§ **Problem details**: Identify each line in the records below that contains the word "data", and copy it.

--- start ---

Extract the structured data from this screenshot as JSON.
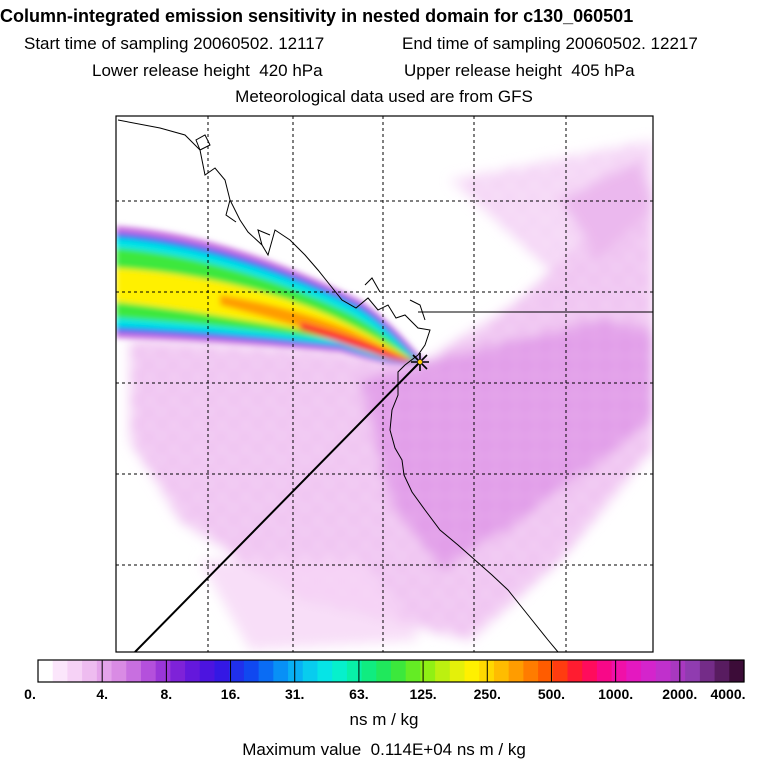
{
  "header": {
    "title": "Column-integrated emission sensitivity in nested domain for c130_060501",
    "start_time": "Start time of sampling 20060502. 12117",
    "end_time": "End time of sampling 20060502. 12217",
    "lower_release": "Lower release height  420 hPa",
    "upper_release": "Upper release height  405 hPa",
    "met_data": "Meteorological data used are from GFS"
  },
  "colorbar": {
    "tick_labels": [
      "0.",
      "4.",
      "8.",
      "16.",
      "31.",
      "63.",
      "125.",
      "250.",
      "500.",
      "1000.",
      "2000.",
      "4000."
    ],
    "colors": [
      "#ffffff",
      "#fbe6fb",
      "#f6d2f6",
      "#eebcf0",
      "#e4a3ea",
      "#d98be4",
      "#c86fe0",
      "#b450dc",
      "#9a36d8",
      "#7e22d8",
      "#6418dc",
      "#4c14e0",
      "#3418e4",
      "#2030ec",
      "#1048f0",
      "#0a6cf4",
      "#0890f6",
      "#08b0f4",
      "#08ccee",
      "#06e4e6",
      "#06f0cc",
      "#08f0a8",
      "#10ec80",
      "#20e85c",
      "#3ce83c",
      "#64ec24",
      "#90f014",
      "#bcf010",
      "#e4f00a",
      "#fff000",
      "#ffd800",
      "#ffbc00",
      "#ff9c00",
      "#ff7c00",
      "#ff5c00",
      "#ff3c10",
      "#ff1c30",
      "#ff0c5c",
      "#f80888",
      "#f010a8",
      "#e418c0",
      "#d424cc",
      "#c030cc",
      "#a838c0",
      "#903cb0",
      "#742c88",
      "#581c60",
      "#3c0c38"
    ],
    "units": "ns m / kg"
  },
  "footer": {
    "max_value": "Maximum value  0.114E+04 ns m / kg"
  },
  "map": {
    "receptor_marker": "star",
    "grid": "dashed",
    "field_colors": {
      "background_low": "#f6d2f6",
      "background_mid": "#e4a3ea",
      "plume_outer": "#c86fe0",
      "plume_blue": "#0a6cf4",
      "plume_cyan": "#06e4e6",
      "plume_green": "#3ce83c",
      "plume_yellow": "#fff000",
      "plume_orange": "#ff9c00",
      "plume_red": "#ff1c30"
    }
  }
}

--- end ---

§ **Exercise result**:
Extract the structured data from this screenshot as JSON.
    "met_data": "Meteorological data used are from GFS"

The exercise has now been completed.